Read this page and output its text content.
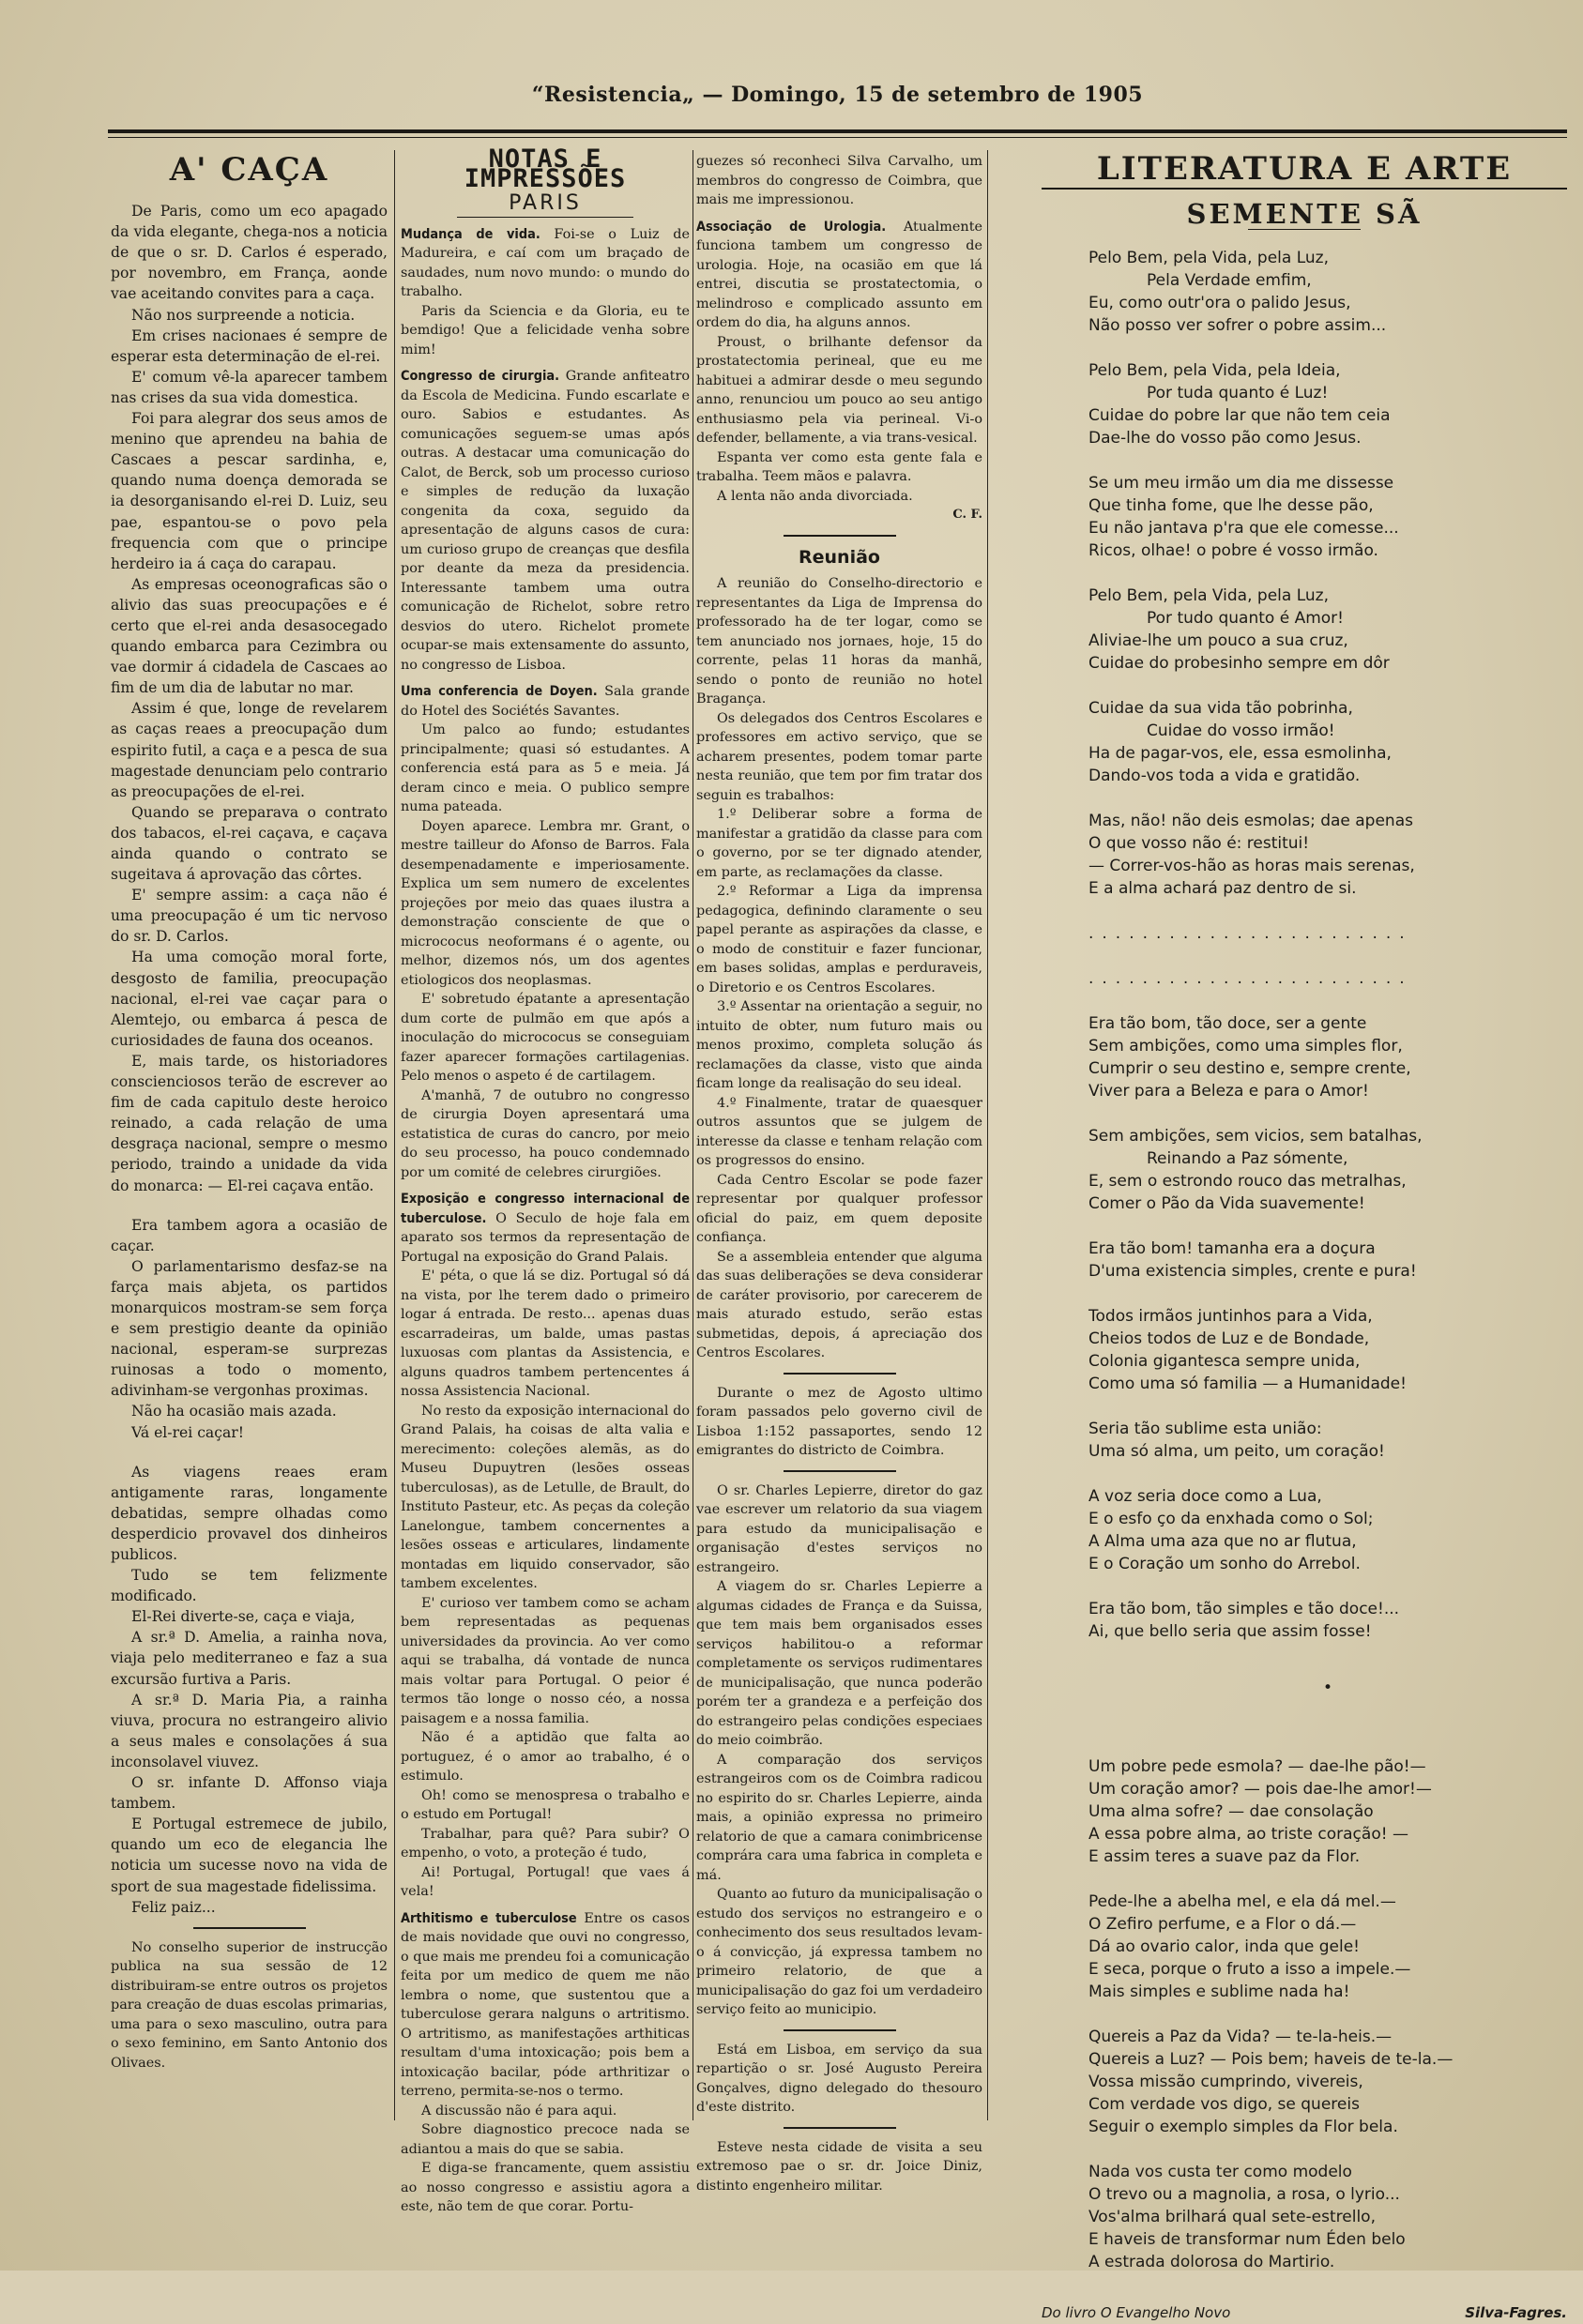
“Resistencia„ — Domingo, 15 de setembro de 1905
A' CAÇA

De Paris, como um eco apagado da vida elegante, chega-nos a noticia de que o sr. D. Carlos é esperado, por novembro, em França, aonde vae aceitando convites para a caça.

Não nos surpreende a noticia.

Em crises nacionaes é sempre de esperar esta determinação de el-rei.

E' comum vê-la aparecer tambem nas crises da sua vida domestica.

Foi para alegrar dos seus amos de menino que aprendeu na bahia de Cascaes a pescar sardinha, e, quando numa doença demorada se ia desorganisando el-rei D. Luiz, seu pae, espantou-se o povo pela frequencia com que o principe herdeiro ia á caça do carapau.

As empresas oceonograficas são o alivio das suas preocupações e é certo que el-rei anda desasocegado quando embarca para Cezimbra ou vae dormir á cidadela de Cascaes ao fim de um dia de labutar no mar.

Assim é que, longe de revelarem as caças reaes a preocupação dum espirito futil, a caça e a pesca de sua magestade denunciam pelo contrario as preocupações de el-rei.

Quando se preparava o contrato dos tabacos, el-rei caçava, e caçava ainda quando o contrato se sugeitava á aprovação das côrtes.

E' sempre assim: a caça não é uma preocupação é um tic nervoso do sr. D. Carlos.

Ha uma comoção moral forte, desgosto de familia, preocupação nacional, el-rei vae caçar para o Alemtejo, ou embarca á pesca de curiosidades de fauna dos oceanos.

E, mais tarde, os historiadores conscienciosos terão de escrever ao fim de cada capitulo deste heroico reinado, a cada relação de uma desgraça nacional, sempre o mesmo periodo, traindo a unidade da vida do monarca: — El-rei caçava então.

Era tambem agora a ocasião de caçar.

O parlamentarismo desfaz-se na farça mais abjeta, os partidos monarquicos mostram-se sem força e sem prestigio deante da opinião nacional, esperam-se surprezas ruinosas a todo o momento, adivinham-se vergonhas proximas.

Não ha ocasião mais azada.

Vá el-rei caçar!

As viagens reaes eram antigamente raras, longamente debatidas, sempre olhadas como desperdicio provavel dos dinheiros publicos.

Tudo se tem felizmente modificado.

El-Rei diverte-se, caça e viaja,

A sr.ª D. Amelia, a rainha nova, viaja pelo mediterraneo e faz a sua excursão furtiva a Paris.

A sr.ª D. Maria Pia, a rainha viuva, procura no estrangeiro alivio a seus males e consolações á sua inconsolavel viuvez.

O sr. infante D. Affonso viaja tambem.

E Portugal estremece de jubilo, quando um eco de elegancia lhe noticia um sucesse novo na vida de sport de sua magestade fidelissima.

Feliz paiz...

No conselho superior de instrucção publica na sua sessão de 12 distribuiram-se entre outros os projetos para creação de duas escolas primarias, uma para o sexo masculino, outra para o sexo feminino, em Santo Antonio dos Olivaes.

NOTAS E IMPRESSÕES
PARIS

Mudança de vida. Foi-se o Luiz de Madureira, e caí com um braçado de saudades, num novo mundo: o mundo do trabalho.

Paris da Sciencia e da Gloria, eu te bemdigo! Que a felicidade venha sobre mim!

Congresso de cirurgia. Grande anfiteatro da Escola de Medicina. Fundo escarlate e ouro. Sabios e estudantes. As comunicações seguem-se umas após outras. A destacar uma comunicação do Calot, de Berck, sob um processo curioso e simples de redução da luxação congenita da coxa, seguido da apresentação de alguns casos de cura: um curioso grupo de creanças que desfila por deante da meza da presidencia. Interessante tambem uma outra comunicação de Richelot, sobre retro desvios do utero. Richelot promete ocupar-se mais extensamente do assunto, no congresso de Lisboa.

Uma conferencia de Doyen. Sala grande do Hotel des Sociétés Savantes.

Um palco ao fundo; estudantes principalmente; quasi só estudantes. A conferencia está para as 5 e meia. Já deram cinco e meia. O publico sempre numa pateada.

Doyen aparece. Lembra mr. Grant, o mestre tailleur do Afonso de Barros. Fala desempenadamente e imperiosamente. Explica um sem numero de excelentes projeções por meio das quaes ilustra a demonstração consciente de que o micrococus neoformans é o agente, ou melhor, dizemos nós, um dos agentes etiologicos dos neoplasmas.

E' sobretudo épatante a apresentação dum corte de pulmão em que após a inoculação do micrococus se conseguiam fazer aparecer formações cartilagenias. Pelo menos o aspeto é de cartilagem.

A'manhã, 7 de outubro no congresso de cirurgia Doyen apresentará uma estatistica de curas do cancro, por meio do seu processo, ha pouco condemnado por um comité de celebres cirurgiões.

Exposição e congresso internacional de tuberculose. O Seculo de hoje fala em aparato sos termos da representação de Portugal na exposição do Grand Palais.

E' péta, o que lá se diz. Portugal só dá na vista, por lhe terem dado o primeiro logar á entrada. De resto... apenas duas escarradeiras, um balde, umas pastas luxuosas com plantas da Assistencia, e alguns quadros tambem pertencentes á nossa Assistencia Nacional.

No resto da exposição internacional do Grand Palais, ha coisas de alta valia e merecimento: coleções alemãs, as do Museu Dupuytren (lesões osseas tuberculosas), as de Letulle, de Brault, do Instituto Pasteur, etc. As peças da coleção Lanelongue, tambem concernentes a lesões osseas e articulares, lindamente montadas em liquido conservador, são tambem excelentes.

E' curioso ver tambem como se acham bem representadas as pequenas universidades da provincia. Ao ver como aqui se trabalha, dá vontade de nunca mais voltar para Portugal. O peior é termos tão longe o nosso céo, a nossa paisagem e a nossa familia.

Não é a aptidão que falta ao portuguez, é o amor ao trabalho, é o estimulo.

Oh! como se menospresa o trabalho e o estudo em Portugal!

Trabalhar, para quê? Para subir? O empenho, o voto, a proteção é tudo,

Ai! Portugal, Portugal! que vaes á vela!

Arthitismo e tuberculose Entre os casos de mais novidade que ouvi no congresso, o que mais me prendeu foi a comunicação feita por um medico de quem me não lembra o nome, que sustentou que a tuberculose gerara nalguns o artritismo. O artritismo, as manifestações arthiticas resultam d'uma intoxicação; pois bem a intoxicação bacilar, póde arthritizar o terreno, permita-se-nos o termo.

A discussão não é para aqui.

Sobre diagnostico precoce nada se adiantou a mais do que se sabia.

E diga-se francamente, quem assistiu ao nosso congresso e assistiu agora a este, não tem de que corar. Portu-

guezes só reconheci Silva Carvalho, um membros do congresso de Coimbra, que mais me impressionou.

Associação de Urologia. Atualmente funciona tambem um congresso de urologia. Hoje, na ocasião em que lá entrei, discutia se prostatectomia, o melindroso e complicado assunto em ordem do dia, ha alguns annos.

Proust, o brilhante defensor da prostatectomia perineal, que eu me habituei a admirar desde o meu segundo anno, renunciou um pouco ao seu antigo enthusiasmo pela via perineal. Vi-o defender, bellamente, a via trans-vesical.

Espanta ver como esta gente fala e trabalha. Teem mãos e palavra.

A lenta não anda divorciada.

C. F.
Reunião

A reunião do Conselho-directorio e representantes da Liga de Imprensa do professorado ha de ter logar, como se tem anunciado nos jornaes, hoje, 15 do corrente, pelas 11 horas da manhã, sendo o ponto de reunião no hotel Bragança.

Os delegados dos Centros Escolares e professores em activo serviço, que se acharem presentes, podem tomar parte nesta reunião, que tem por fim tratar dos seguin es trabalhos:

1.º Deliberar sobre a forma de manifestar a gratidão da classe para com o governo, por se ter dignado atender, em parte, as reclamações da classe.

2.º Reformar a Liga da imprensa pedagogica, definindo claramente o seu papel perante as aspirações da classe, e o modo de constituir e fazer funcionar, em bases solidas, amplas e perduraveis, o Diretorio e os Centros Escolares.

3.º Assentar na orientação a seguir, no intuito de obter, num futuro mais ou menos proximo, completa solução ás reclamações da classe, visto que ainda ficam longe da realisação do seu ideal.

4.º Finalmente, tratar de quaesquer outros assuntos que se julgem de interesse da classe e tenham relação com os progressos do ensino.

Cada Centro Escolar se pode fazer representar por qualquer professor oficial do paiz, em quem deposite confiança.

Se a assembleia entender que alguma das suas deliberações se deva considerar de caráter provisorio, por carecerem de mais aturado estudo, serão estas submetidas, depois, á apreciação dos Centros Escolares.

Durante o mez de Agosto ultimo foram passados pelo governo civil de Lisboa 1:152 passaportes, sendo 12 emigrantes do districto de Coimbra.

O sr. Charles Lepierre, diretor do gaz vae escrever um relatorio da sua viagem para estudo da municipalisação e organisação d'estes serviços no estrangeiro.

A viagem do sr. Charles Lepierre a algumas cidades de França e da Suissa, que tem mais bem organisados esses serviços habilitou-o a reformar completamente os serviços rudimentares de municipalisação, que nunca poderão porém ter a grandeza e a perfeição dos do estrangeiro pelas condições especiaes do meio coimbrão.

A comparação dos serviços estrangeiros com os de Coimbra radicou no espirito do sr. Charles Lepierre, ainda mais, a opinião expressa no primeiro relatorio de que a camara conimbricense comprára cara uma fabrica in completa e má.

Quanto ao futuro da municipalisação o estudo dos serviços no estrangeiro e o conhecimento dos seus resultados levam-o á convicção, já expressa tambem no primeiro relatorio, de que a municipalisação do gaz foi um verdadeiro serviço feito ao municipio.

Está em Lisboa, em serviço da sua repartição o sr. José Augusto Pereira Gonçalves, digno delegado do thesouro d'este distrito.

Esteve nesta cidade de visita a seu extremoso pae o sr. dr. Joice Diniz, distinto engenheiro militar.

LITERATURA E ARTE
SEMENTE SÃ
Pelo Bem, pela Vida, pela Luz,
Pela Verdade emfim,
Eu, como outr'ora o palido Jesus,
Não posso ver sofrer o pobre assim...
Pelo Bem, pela Vida, pela Ideia,
Por tuda quanto é Luz!
Cuidae do pobre lar que não tem ceia
Dae-lhe do vosso pão como Jesus.
Se um meu irmão um dia me dissesse
Que tinha fome, que lhe desse pão,
Eu não jantava p'ra que ele comesse...
Ricos, olhae! o pobre é vosso irmão.
Pelo Bem, pela Vida, pela Luz,
Por tudo quanto é Amor!
Aliviae-lhe um pouco a sua cruz,
Cuidae do probesinho sempre em dôr
Cuidae da sua vida tão pobrinha,
Cuidae do vosso irmão!
Ha de pagar-vos, ele, essa esmolinha,
Dando-vos toda a vida e gratidão.
Mas, não! não deis esmolas; dae apenas
O que vosso não é: restitui!
— Correr-vos-hão as horas mais serenas,
E a alma achará paz dentro de si.
........................
........................
Era tão bom, tão doce, ser a gente
Sem ambições, como uma simples flor,
Cumprir o seu destino e, sempre crente,
Viver para a Beleza e para o Amor!
Sem ambições, sem vicios, sem batalhas,
Reinando a Paz sómente,
E, sem o estrondo rouco das metralhas,
Comer o Pão da Vida suavemente!
Era tão bom! tamanha era a doçura
D'uma existencia simples, crente e pura!
Todos irmãos juntinhos para a Vida,
Cheios todos de Luz e de Bondade,
Colonia gigantesca sempre unida,
Como uma só familia — a Humanidade!
Seria tão sublime esta união:
Uma só alma, um peito, um coração!
A voz seria doce como a Lua,
E o esfo ço da enxhada como o Sol;
A Alma uma aza que no ar flutua,
E o Coração um sonho do Arrebol.
Era tão bom, tão simples e tão doce!...
Ai, que bello seria que assim fosse!
•
Um pobre pede esmola? — dae-lhe pão!—
Um coração amor? — pois dae-lhe amor!—
Uma alma sofre? — dae consolação
A essa pobre alma, ao triste coração! —
E assim teres a suave paz da Flor.
Pede-lhe a abelha mel, e ela dá mel.—
O Zefiro perfume, e a Flor o dá.—
Dá ao ovario calor, inda que gele!
E seca, porque o fruto a isso a impele.—
Mais simples e sublime nada ha!
Quereis a Paz da Vida? — te-la-heis.—
Quereis a Luz? — Pois bem; haveis de te-la.—
Vossa missão cumprindo, vivereis,
Com verdade vos digo, se quereis
Seguir o exemplo simples da Flor bela.
Nada vos custa ter como modelo
O trevo ou a magnolia, a rosa, o lyrio...
Vos'alma brilhará qual sete-estrello,
E haveis de transformar num Éden belo
A estrada dolorosa do Martirio.
Do livro O Evangelho Novo	Silva-Fagres.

Stated goal
Only the number is wanted: count the lines of the records that hold the word "aparecer".

Output
2